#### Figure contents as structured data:
-- BEGIN --

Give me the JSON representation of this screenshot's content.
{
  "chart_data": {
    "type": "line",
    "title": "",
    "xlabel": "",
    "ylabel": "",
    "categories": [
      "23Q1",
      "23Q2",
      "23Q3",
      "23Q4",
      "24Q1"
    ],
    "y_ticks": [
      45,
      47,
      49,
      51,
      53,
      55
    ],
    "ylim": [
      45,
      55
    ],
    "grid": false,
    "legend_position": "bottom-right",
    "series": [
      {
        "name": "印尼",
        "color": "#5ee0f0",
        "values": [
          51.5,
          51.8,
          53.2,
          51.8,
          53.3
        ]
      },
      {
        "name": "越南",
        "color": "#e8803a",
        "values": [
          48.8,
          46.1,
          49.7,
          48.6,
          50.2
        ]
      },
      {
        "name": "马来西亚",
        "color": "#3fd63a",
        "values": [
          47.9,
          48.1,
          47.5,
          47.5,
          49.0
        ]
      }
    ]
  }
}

-- END --

#### JOB:
Copy out each record exactly as given, omitting none.

#### THE RESPONSE:
Give me the JSON representation of this screenshot's content.
{
  "chart_data": {
    "type": "line",
    "title": "",
    "xlabel": "",
    "ylabel": "",
    "categories": [
      "23Q1",
      "23Q2",
      "23Q3",
      "23Q4",
      "24Q1"
    ],
    "y_ticks": [
      45,
      47,
      49,
      51,
      53,
      55
    ],
    "ylim": [
      45,
      55
    ],
    "grid": false,
    "legend_position": "bottom-right",
    "series": [
      {
        "name": "印尼",
        "color": "#5ee0f0",
        "values": [
          51.5,
          51.8,
          53.2,
          51.8,
          53.3
        ]
      },
      {
        "name": "越南",
        "color": "#e8803a",
        "values": [
          48.8,
          46.1,
          49.7,
          48.6,
          50.2
        ]
      },
      {
        "name": "马来西亚",
        "color": "#3fd63a",
        "values": [
          47.9,
          48.1,
          47.5,
          47.5,
          49.0
        ]
      }
    ]
  }
}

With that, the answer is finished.